WHAT IS EXPECTED
Lay out the material below as a Markdown table with the columns "No." and "Line", giving each non-blank line its own numbered row. Leave out any pictures.

EXCERPTED RECORDS
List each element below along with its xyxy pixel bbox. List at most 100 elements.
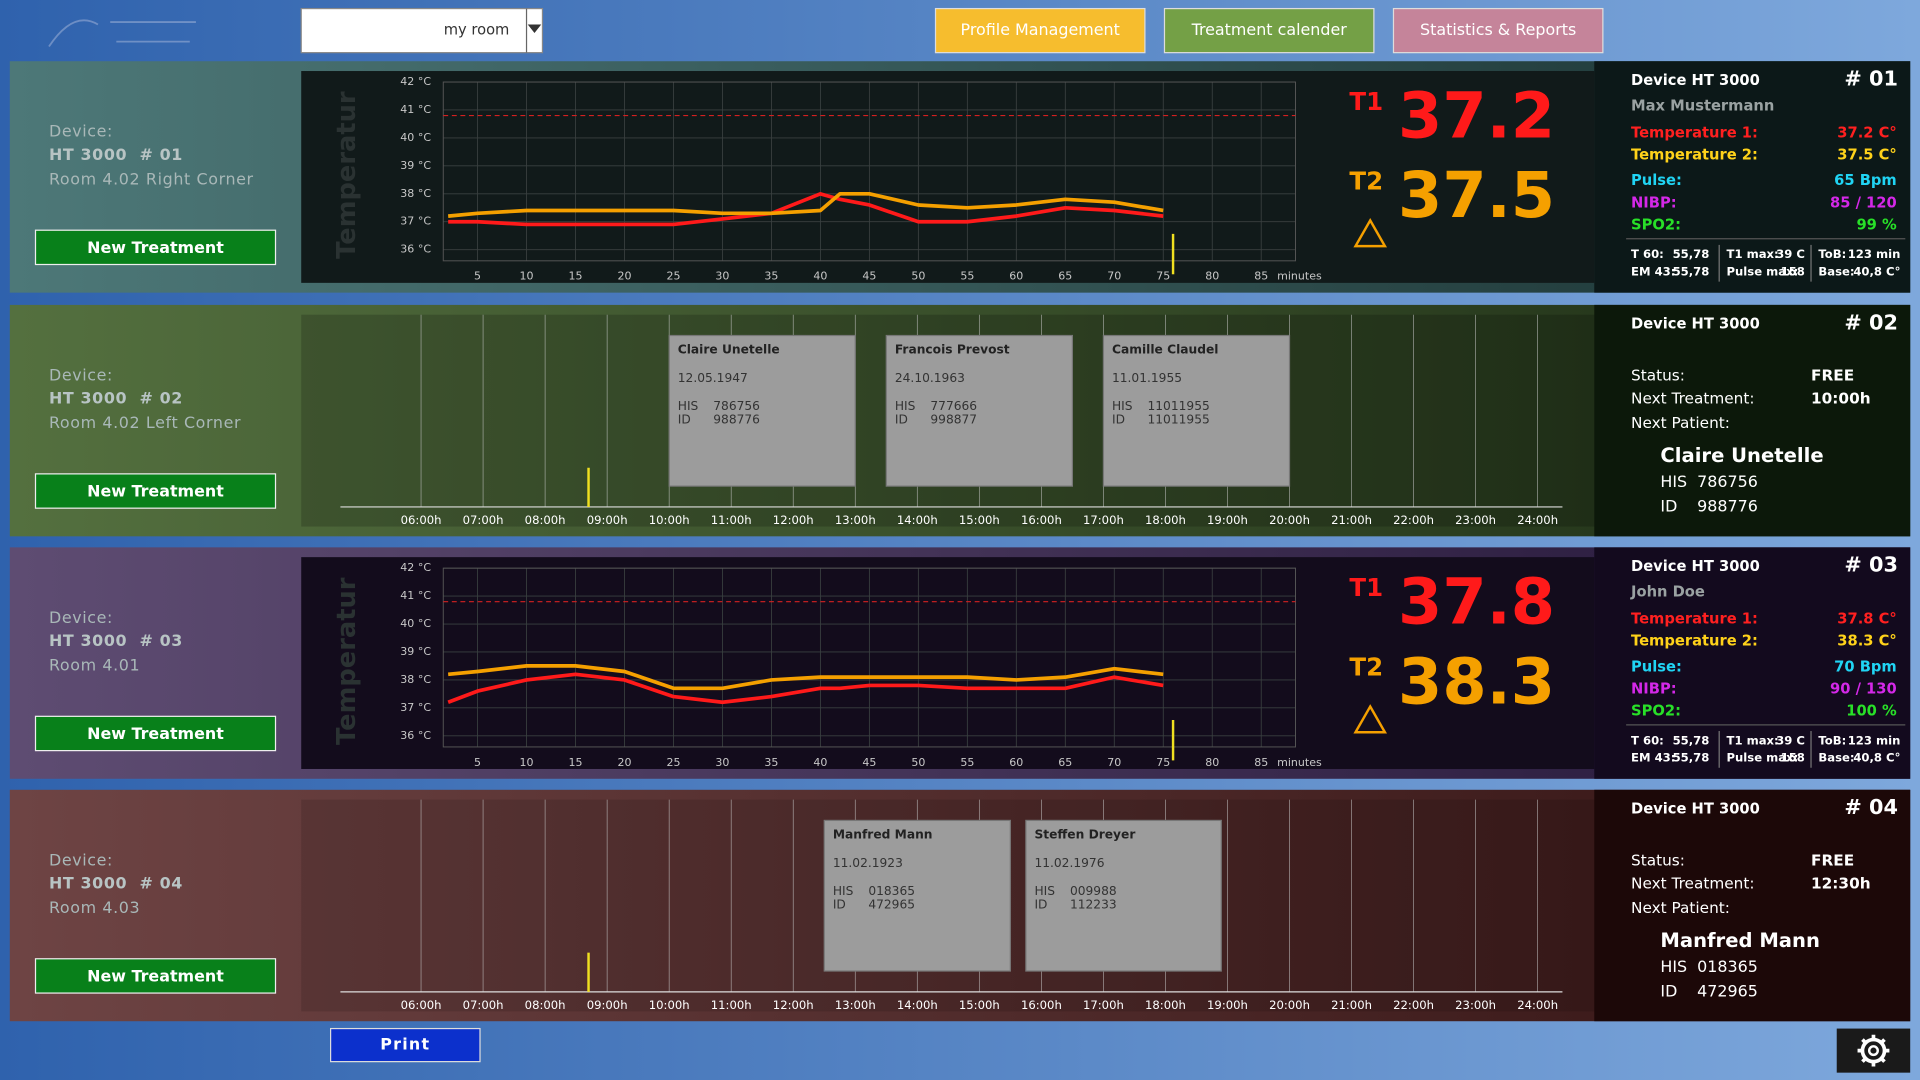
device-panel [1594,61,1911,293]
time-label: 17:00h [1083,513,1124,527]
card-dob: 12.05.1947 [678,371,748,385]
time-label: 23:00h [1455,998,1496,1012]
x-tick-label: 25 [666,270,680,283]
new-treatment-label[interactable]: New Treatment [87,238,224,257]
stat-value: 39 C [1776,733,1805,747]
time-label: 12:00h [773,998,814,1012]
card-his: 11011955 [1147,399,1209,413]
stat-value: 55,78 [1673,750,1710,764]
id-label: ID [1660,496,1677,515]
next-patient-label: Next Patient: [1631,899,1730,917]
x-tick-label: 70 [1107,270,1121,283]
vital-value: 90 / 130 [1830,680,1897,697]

WORKED SOLUTION
| No. | Line |
|---|---|
| 1 | List each element below along with its xyxy pixel bbox. List at most 100 elements. |
| 2 | device-panel [1594,61,1911,293] |
| 3 | time-label: 17:00h [1083,513,1124,527] |
| 4 | card-dob: 12.05.1947 [678,371,748,385] |
| 5 | time-label: 23:00h [1455,998,1496,1012] |
| 6 | x-tick-label: 25 [666,270,680,283] |
| 7 | new-treatment-label[interactable]: New Treatment [87,238,224,257] |
| 8 | stat-value: 39 C [1776,733,1805,747] |
| 9 | time-label: 12:00h [773,998,814,1012] |
| 10 | card-his: 11011955 [1147,399,1209,413] |
| 11 | stat-value: 55,78 [1673,750,1710,764] |
| 12 | id-label: ID [1660,496,1677,515] |
| 13 | next-patient-label: Next Patient: [1631,899,1730,917] |
| 14 | x-tick-label: 70 [1107,270,1121,283] |
| 15 | vital-value: 90 / 130 [1830,680,1897,697] |